**Requirement**. Return the listing below in full, with every line exactly as it is.

**Input records**.
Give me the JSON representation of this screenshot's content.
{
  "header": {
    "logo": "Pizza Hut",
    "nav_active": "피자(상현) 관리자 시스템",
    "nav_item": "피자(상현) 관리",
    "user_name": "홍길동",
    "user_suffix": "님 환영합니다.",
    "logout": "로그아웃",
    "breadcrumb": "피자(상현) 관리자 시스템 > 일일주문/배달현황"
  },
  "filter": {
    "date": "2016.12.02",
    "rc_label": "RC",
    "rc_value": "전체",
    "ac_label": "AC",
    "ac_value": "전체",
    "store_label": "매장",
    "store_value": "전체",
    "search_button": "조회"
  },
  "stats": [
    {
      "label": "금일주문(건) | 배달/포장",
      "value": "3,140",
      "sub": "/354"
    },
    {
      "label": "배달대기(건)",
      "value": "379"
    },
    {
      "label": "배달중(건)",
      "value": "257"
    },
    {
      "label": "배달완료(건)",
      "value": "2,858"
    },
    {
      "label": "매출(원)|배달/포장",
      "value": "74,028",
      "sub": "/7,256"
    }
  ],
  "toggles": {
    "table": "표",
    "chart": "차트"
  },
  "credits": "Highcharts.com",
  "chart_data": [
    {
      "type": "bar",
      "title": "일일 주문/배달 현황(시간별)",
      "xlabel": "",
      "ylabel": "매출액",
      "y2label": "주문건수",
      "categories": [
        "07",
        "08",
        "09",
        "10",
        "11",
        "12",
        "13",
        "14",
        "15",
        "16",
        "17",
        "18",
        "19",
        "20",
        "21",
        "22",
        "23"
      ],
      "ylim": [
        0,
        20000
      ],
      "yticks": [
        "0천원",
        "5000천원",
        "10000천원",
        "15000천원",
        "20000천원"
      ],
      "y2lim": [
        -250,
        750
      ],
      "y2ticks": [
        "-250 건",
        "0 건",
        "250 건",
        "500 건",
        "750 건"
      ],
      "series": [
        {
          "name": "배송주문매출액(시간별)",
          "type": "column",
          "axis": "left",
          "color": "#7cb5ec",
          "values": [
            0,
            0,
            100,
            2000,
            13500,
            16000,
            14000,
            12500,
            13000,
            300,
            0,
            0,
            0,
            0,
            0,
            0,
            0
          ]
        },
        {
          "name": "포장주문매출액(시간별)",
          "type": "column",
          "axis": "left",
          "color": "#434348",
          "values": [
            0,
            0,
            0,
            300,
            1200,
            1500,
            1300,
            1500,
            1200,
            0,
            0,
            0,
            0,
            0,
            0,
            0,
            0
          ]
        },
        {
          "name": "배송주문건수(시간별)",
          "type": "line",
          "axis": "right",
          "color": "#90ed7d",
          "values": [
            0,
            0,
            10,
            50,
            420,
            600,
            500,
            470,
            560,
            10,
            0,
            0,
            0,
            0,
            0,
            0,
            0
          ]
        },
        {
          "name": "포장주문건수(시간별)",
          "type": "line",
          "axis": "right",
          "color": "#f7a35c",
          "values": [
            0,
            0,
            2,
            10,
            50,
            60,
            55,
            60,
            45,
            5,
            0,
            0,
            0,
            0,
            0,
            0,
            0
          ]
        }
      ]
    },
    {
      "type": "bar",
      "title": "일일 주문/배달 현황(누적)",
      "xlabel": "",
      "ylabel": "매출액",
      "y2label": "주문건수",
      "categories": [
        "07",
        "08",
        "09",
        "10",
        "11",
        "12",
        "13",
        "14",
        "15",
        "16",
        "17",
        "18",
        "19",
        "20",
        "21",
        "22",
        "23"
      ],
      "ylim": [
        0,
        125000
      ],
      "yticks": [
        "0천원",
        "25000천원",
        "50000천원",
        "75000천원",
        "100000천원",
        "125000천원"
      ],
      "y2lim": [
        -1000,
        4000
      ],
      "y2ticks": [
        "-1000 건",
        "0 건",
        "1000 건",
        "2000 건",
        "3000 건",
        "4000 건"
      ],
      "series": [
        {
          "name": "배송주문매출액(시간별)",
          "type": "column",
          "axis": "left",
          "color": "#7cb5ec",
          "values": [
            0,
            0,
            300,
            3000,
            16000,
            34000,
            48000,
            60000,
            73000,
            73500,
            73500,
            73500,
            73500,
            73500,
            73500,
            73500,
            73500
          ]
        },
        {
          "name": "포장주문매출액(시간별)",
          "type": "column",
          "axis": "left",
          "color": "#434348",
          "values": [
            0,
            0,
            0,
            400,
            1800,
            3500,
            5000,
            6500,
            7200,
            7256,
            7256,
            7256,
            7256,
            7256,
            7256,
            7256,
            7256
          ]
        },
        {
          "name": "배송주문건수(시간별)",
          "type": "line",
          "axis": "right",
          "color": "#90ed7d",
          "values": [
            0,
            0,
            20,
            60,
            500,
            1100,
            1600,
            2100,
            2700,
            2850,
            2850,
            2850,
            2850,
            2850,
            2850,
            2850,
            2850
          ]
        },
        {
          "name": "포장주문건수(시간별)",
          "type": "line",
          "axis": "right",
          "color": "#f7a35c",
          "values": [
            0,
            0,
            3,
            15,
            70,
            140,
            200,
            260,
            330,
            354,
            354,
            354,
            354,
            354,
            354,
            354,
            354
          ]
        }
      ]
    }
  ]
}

**Answer below**.
Give me the JSON representation of this screenshot's content.
{
  "header": {
    "logo": "Pizza Hut",
    "nav_active": "피자(상현) 관리자 시스템",
    "nav_item": "피자(상현) 관리",
    "user_name": "홍길동",
    "user_suffix": "님 환영합니다.",
    "logout": "로그아웃",
    "breadcrumb": "피자(상현) 관리자 시스템 > 일일주문/배달현황"
  },
  "filter": {
    "date": "2016.12.02",
    "rc_label": "RC",
    "rc_value": "전체",
    "ac_label": "AC",
    "ac_value": "전체",
    "store_label": "매장",
    "store_value": "전체",
    "search_button": "조회"
  },
  "stats": [
    {
      "label": "금일주문(건) | 배달/포장",
      "value": "3,140",
      "sub": "/354"
    },
    {
      "label": "배달대기(건)",
      "value": "379"
    },
    {
      "label": "배달중(건)",
      "value": "257"
    },
    {
      "label": "배달완료(건)",
      "value": "2,858"
    },
    {
      "label": "매출(원)|배달/포장",
      "value": "74,028",
      "sub": "/7,256"
    }
  ],
  "toggles": {
    "table": "표",
    "chart": "차트"
  },
  "credits": "Highcharts.com",
  "chart_data": [
    {
      "type": "bar",
      "title": "일일 주문/배달 현황(시간별)",
      "xlabel": "",
      "ylabel": "매출액",
      "y2label": "주문건수",
      "categories": [
        "07",
        "08",
        "09",
        "10",
        "11",
        "12",
        "13",
        "14",
        "15",
        "16",
        "17",
        "18",
        "19",
        "20",
        "21",
        "22",
        "23"
      ],
      "ylim": [
        0,
        20000
      ],
      "yticks": [
        "0천원",
        "5000천원",
        "10000천원",
        "15000천원",
        "20000천원"
      ],
      "y2lim": [
        -250,
        750
      ],
      "y2ticks": [
        "-250 건",
        "0 건",
        "250 건",
        "500 건",
        "750 건"
      ],
      "series": [
        {
          "name": "배송주문매출액(시간별)",
          "type": "column",
          "axis": "left",
          "color": "#7cb5ec",
          "values": [
            0,
            0,
            100,
            2000,
            13500,
            16000,
            14000,
            12500,
            13000,
            300,
            0,
            0,
            0,
            0,
            0,
            0,
            0
          ]
        },
        {
          "name": "포장주문매출액(시간별)",
          "type": "column",
          "axis": "left",
          "color": "#434348",
          "values": [
            0,
            0,
            0,
            300,
            1200,
            1500,
            1300,
            1500,
            1200,
            0,
            0,
            0,
            0,
            0,
            0,
            0,
            0
          ]
        },
        {
          "name": "배송주문건수(시간별)",
          "type": "line",
          "axis": "right",
          "color": "#90ed7d",
          "values": [
            0,
            0,
            10,
            50,
            420,
            600,
            500,
            470,
            560,
            10,
            0,
            0,
            0,
            0,
            0,
            0,
            0
          ]
        },
        {
          "name": "포장주문건수(시간별)",
          "type": "line",
          "axis": "right",
          "color": "#f7a35c",
          "values": [
            0,
            0,
            2,
            10,
            50,
            60,
            55,
            60,
            45,
            5,
            0,
            0,
            0,
            0,
            0,
            0,
            0
          ]
        }
      ]
    },
    {
      "type": "bar",
      "title": "일일 주문/배달 현황(누적)",
      "xlabel": "",
      "ylabel": "매출액",
      "y2label": "주문건수",
      "categories": [
        "07",
        "08",
        "09",
        "10",
        "11",
        "12",
        "13",
        "14",
        "15",
        "16",
        "17",
        "18",
        "19",
        "20",
        "21",
        "22",
        "23"
      ],
      "ylim": [
        0,
        125000
      ],
      "yticks": [
        "0천원",
        "25000천원",
        "50000천원",
        "75000천원",
        "100000천원",
        "125000천원"
      ],
      "y2lim": [
        -1000,
        4000
      ],
      "y2ticks": [
        "-1000 건",
        "0 건",
        "1000 건",
        "2000 건",
        "3000 건",
        "4000 건"
      ],
      "series": [
        {
          "name": "배송주문매출액(시간별)",
          "type": "column",
          "axis": "left",
          "color": "#7cb5ec",
          "values": [
            0,
            0,
            300,
            3000,
            16000,
            34000,
            48000,
            60000,
            73000,
            73500,
            73500,
            73500,
            73500,
            73500,
            73500,
            73500,
            73500
          ]
        },
        {
          "name": "포장주문매출액(시간별)",
          "type": "column",
          "axis": "left",
          "color": "#434348",
          "values": [
            0,
            0,
            0,
            400,
            1800,
            3500,
            5000,
            6500,
            7200,
            7256,
            7256,
            7256,
            7256,
            7256,
            7256,
            7256,
            7256
          ]
        },
        {
          "name": "배송주문건수(시간별)",
          "type": "line",
          "axis": "right",
          "color": "#90ed7d",
          "values": [
            0,
            0,
            20,
            60,
            500,
            1100,
            1600,
            2100,
            2700,
            2850,
            2850,
            2850,
            2850,
            2850,
            2850,
            2850,
            2850
          ]
        },
        {
          "name": "포장주문건수(시간별)",
          "type": "line",
          "axis": "right",
          "color": "#f7a35c",
          "values": [
            0,
            0,
            3,
            15,
            70,
            140,
            200,
            260,
            330,
            354,
            354,
            354,
            354,
            354,
            354,
            354,
            354
          ]
        }
      ]
    }
  ]
}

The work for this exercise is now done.